■ Objective: Show all lines holding "Экран".

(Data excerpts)
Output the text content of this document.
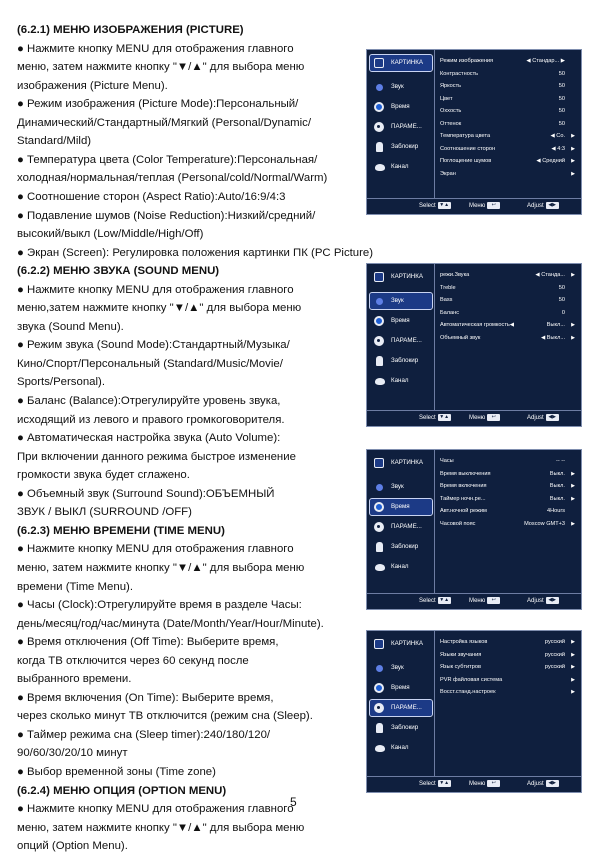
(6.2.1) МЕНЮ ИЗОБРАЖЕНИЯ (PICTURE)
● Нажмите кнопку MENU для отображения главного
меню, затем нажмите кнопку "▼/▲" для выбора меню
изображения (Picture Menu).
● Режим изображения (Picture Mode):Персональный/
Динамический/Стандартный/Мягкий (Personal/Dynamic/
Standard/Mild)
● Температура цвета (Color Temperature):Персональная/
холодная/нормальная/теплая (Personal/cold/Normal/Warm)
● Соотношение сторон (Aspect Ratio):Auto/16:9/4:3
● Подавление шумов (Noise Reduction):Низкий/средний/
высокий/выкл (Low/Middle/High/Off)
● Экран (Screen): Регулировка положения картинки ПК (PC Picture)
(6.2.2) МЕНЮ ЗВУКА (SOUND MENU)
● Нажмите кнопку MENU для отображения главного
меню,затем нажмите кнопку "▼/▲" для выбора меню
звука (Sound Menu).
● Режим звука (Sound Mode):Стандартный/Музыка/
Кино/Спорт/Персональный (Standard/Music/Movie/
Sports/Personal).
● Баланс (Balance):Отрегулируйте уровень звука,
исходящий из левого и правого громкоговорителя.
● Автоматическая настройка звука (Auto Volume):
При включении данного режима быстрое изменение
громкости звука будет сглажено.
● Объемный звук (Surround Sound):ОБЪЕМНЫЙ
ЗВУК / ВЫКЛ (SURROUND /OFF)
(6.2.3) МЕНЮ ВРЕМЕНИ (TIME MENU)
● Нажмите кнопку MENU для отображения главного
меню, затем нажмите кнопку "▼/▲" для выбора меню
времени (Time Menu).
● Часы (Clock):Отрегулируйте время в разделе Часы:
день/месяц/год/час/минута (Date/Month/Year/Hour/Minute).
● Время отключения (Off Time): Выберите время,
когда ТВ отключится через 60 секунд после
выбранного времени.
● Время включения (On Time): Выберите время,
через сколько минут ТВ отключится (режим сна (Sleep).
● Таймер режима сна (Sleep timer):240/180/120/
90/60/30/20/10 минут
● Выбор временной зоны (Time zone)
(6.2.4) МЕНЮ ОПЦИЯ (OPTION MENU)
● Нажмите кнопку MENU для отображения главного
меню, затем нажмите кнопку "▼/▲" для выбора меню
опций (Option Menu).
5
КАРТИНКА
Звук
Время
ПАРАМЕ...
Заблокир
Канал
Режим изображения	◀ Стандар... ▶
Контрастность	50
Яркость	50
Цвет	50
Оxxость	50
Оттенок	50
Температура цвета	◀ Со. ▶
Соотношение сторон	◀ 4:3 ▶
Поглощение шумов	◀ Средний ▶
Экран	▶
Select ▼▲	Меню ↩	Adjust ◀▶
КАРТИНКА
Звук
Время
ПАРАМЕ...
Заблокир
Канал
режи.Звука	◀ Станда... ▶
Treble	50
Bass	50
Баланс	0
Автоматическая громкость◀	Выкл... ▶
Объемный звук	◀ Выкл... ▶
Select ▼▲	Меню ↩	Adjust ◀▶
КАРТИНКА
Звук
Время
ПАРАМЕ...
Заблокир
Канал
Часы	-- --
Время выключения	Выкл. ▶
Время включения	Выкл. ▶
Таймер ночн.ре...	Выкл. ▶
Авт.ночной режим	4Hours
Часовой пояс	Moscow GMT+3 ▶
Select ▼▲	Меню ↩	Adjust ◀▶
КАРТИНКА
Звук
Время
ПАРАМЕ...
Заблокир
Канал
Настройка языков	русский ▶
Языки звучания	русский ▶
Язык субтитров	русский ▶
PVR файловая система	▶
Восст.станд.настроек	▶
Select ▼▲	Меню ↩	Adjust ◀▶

■ Solution to the problem:
● Экран (Screen): Регулировка положения картинки ПК (PC Picture)
Экран	▶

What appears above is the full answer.